## Selected extract
[BEGIN]

Martin was hurt by the 2023 works seat snub, and he is well within his rights to dangle the possibility of a contractually allowed 2024 exit to a rival in front of Ducati’s bosses to try to force their hands if he so chooses.

But everyone involved has to realise it’s in his best interests to stay, even if it’s at Pramac. What’s he going to do, go ride the Yamaha M1 to seventh-to-10th place every weekend instead?

Ducati should pull out all the stops to maintain current parity, back Martin’s title challenge even against its works team, and promise him – in writing, if that helps – that, if he continues to be a better fit for the works-spec Desmosedici than Bastianini, he will have the seat for 2025.

But it should end the speculation now for 2024. Doing anything else risks burning a key asset within the programme.

Jorge Martin

What would a demotion after one injury-dictated year be to Bastianini if not a gigantic vote of no confidence? How could a way back be even imagined in that scenario? How would other prospective Ducati riders feel going forward?

Ultimately, the bike is strong enough to where it can do whatever it likes. Ducati has earned the right to be ruthless. Both Danilo Petrucci and Jack Miller felt they were given too short a leash in terms of future reassurances, and that’s even without bringing up the split with Jorge Lorenzo, but it’s all worked out in the end. When it comes to riders, Ducati wants for nothing.

But even in this situation, sometimes it’s better to act in restraint. Sometimes it’s better to do nothing.

[END]

## Information supplied
[BEGIN]

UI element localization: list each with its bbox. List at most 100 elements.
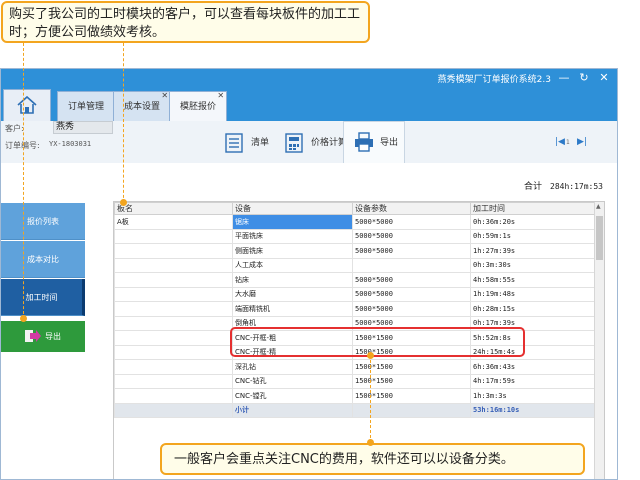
cell-time: 1h:19m:48s: [470, 286, 595, 302]
callout-guide-dot: [20, 315, 27, 322]
bottom-annotation-callout: 一般客户会重点关注CNC的费用，软件还可以以设备分类。: [160, 443, 585, 475]
close-button[interactable]: ✕: [595, 70, 613, 86]
cell-plate: [114, 388, 233, 404]
cell-equipment: 人工成本: [232, 257, 353, 273]
table-scrollbar[interactable]: ▲: [594, 202, 604, 479]
cell-equipment: 锯床: [232, 214, 353, 230]
app-window: 燕秀模架厂订单报价系统2.3 — ↻ ✕ 订单管理 成本设置 ✕ 模胚报价 ✕ …: [0, 68, 618, 480]
tab-label: 订单管理: [68, 102, 105, 112]
nav-export-label: 导出: [45, 332, 61, 341]
callout-guide-dot: [367, 352, 374, 359]
next-page-icon[interactable]: ▶|: [577, 137, 587, 147]
cell-plate: [114, 243, 233, 259]
list-button-label: 清单: [251, 138, 270, 148]
printer-icon: [355, 132, 373, 152]
table-row[interactable]: 人工成本 0h:3m:30s: [114, 257, 595, 273]
column-header-params[interactable]: 设备参数: [352, 202, 471, 215]
cell-equipment: CNC-钻孔: [232, 373, 353, 389]
tab-cost-settings[interactable]: 成本设置 ✕: [113, 91, 172, 121]
cnc-rows-highlight: [230, 327, 525, 357]
table-row[interactable]: CNC-钻孔 1500*1500 4h:17m:59s: [114, 373, 595, 389]
tab-close-icon[interactable]: ✕: [161, 81, 168, 111]
table-row[interactable]: 钻床 5000*5000 4h:58m:55s: [114, 272, 595, 288]
cell-time: 4h:58m:55s: [470, 272, 595, 288]
order-number-label: 订单编号:: [5, 141, 40, 150]
customer-field[interactable]: 燕秀: [53, 121, 113, 134]
cell-time: 53h:16m:10s: [470, 402, 595, 418]
title-bar: 燕秀模架厂订单报价系统2.3 — ↻ ✕: [1, 69, 617, 87]
cell-plate: [114, 402, 233, 418]
cell-plate: [114, 228, 233, 244]
cell-equipment: 深孔钻: [232, 359, 353, 375]
cell-plate: [114, 359, 233, 375]
callout-guide-dot: [367, 439, 374, 446]
total-label: 合计: [524, 182, 543, 192]
first-page-icon[interactable]: |◀: [555, 137, 565, 147]
table-row[interactable]: 平面铣床 5000*5000 0h:59m:1s: [114, 228, 595, 244]
callout-guide-line: [123, 43, 124, 203]
top-annotation-text: 购买了我公司的工时模块的客户，可以查看每块板件的加工工时；方便公司做绩效考核。: [9, 7, 361, 40]
list-button[interactable]: 清单: [225, 127, 285, 159]
table-row[interactable]: 大水磨 5000*5000 1h:19m:48s: [114, 286, 595, 302]
tab-label: 成本设置: [124, 102, 161, 112]
column-header-time[interactable]: 加工时间: [470, 202, 595, 215]
cell-plate: A板: [114, 214, 233, 230]
tab-close-icon[interactable]: ✕: [217, 81, 224, 111]
cell-plate: [114, 330, 233, 346]
home-tab[interactable]: [3, 89, 51, 121]
home-icon: [17, 95, 37, 114]
cell-time: 4h:17m:59s: [470, 373, 595, 389]
scroll-up-icon[interactable]: ▲: [596, 203, 601, 210]
cell-equipment: 钻床: [232, 272, 353, 288]
side-navigation: 报价列表 成本对比 加工时间 导出: [1, 203, 87, 375]
restore-button[interactable]: ↻: [575, 70, 593, 86]
export-tab-button[interactable]: 导出: [343, 121, 405, 163]
total-summary: 合计 284h:17m:53: [524, 179, 603, 192]
callout-guide-dot: [120, 199, 127, 206]
nav-label: 加工时间: [25, 293, 58, 302]
nav-cost-compare[interactable]: 成本对比: [1, 241, 85, 278]
total-value: 284h:17m:53: [550, 182, 603, 191]
column-header-equipment[interactable]: 设备: [232, 202, 353, 215]
table-row[interactable]: 端面精铣机 5000*5000 0h:28m:15s: [114, 301, 595, 317]
callout-guide-line: [23, 43, 24, 319]
minimize-button[interactable]: —: [555, 70, 573, 86]
tab-order-management[interactable]: 订单管理: [57, 91, 116, 121]
nav-machining-time[interactable]: 加工时间: [1, 279, 85, 316]
page-number: 1: [566, 139, 570, 146]
cell-equipment: 大水磨: [232, 286, 353, 302]
table-row[interactable]: 侧面铣床 5000*5000 1h:27m:39s: [114, 243, 595, 259]
table-row[interactable]: A板 锯床 5000*5000 0h:36m:20s: [114, 214, 595, 230]
cell-params: 5000*5000: [352, 301, 471, 317]
cell-params: 5000*5000: [352, 243, 471, 259]
tab-bar: 订单管理 成本设置 ✕ 模胚报价 ✕: [1, 87, 617, 121]
tab-mold-quote[interactable]: 模胚报价 ✕: [169, 91, 228, 121]
cell-plate: [114, 257, 233, 273]
table-row[interactable]: CNC-镗孔 1500*1500 1h:3m:3s: [114, 388, 595, 404]
cell-plate: [114, 286, 233, 302]
nav-export-button[interactable]: 导出: [1, 321, 85, 352]
cell-plate: [114, 344, 233, 360]
nav-label: 成本对比: [27, 255, 59, 264]
customer-label: 客户:: [5, 124, 24, 133]
bottom-annotation-text: 一般客户会重点关注CNC的费用，软件还可以以设备分类。: [174, 452, 514, 467]
list-icon: [225, 133, 243, 153]
column-header-plate[interactable]: 板名: [114, 202, 233, 215]
cell-time: 0h:59m:1s: [470, 228, 595, 244]
cell-equipment: 平面铣床: [232, 228, 353, 244]
cell-time: 0h:3m:30s: [470, 257, 595, 273]
cell-equipment: 侧面铣床: [232, 243, 353, 259]
cell-params: 5000*5000: [352, 286, 471, 302]
app-title: 燕秀模架厂订单报价系统2.3: [437, 75, 551, 85]
cell-time: 1h:27m:39s: [470, 243, 595, 259]
export-arrow-icon: [25, 330, 41, 342]
table-row[interactable]: 深孔钻 1500*1500 6h:36m:43s: [114, 359, 595, 375]
cell-params: 5000*5000: [352, 214, 471, 230]
scrollbar-thumb[interactable]: [596, 216, 603, 260]
cell-plate: [114, 301, 233, 317]
nav-quote-list[interactable]: 报价列表: [1, 203, 85, 240]
table-header-row: 板名 设备 设备参数 加工时间: [114, 202, 595, 215]
subtotal-row[interactable]: 小计 53h:16m:10s: [114, 402, 595, 418]
cell-plate: [114, 272, 233, 288]
cell-plate: [114, 315, 233, 331]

[END]

## Exercise details
List every person named in the Ducati commentary.

## Response to this exercise
Jorge Martin, Bastianini, Danilo Petrucci, Jack Miller, Jorge Lorenzo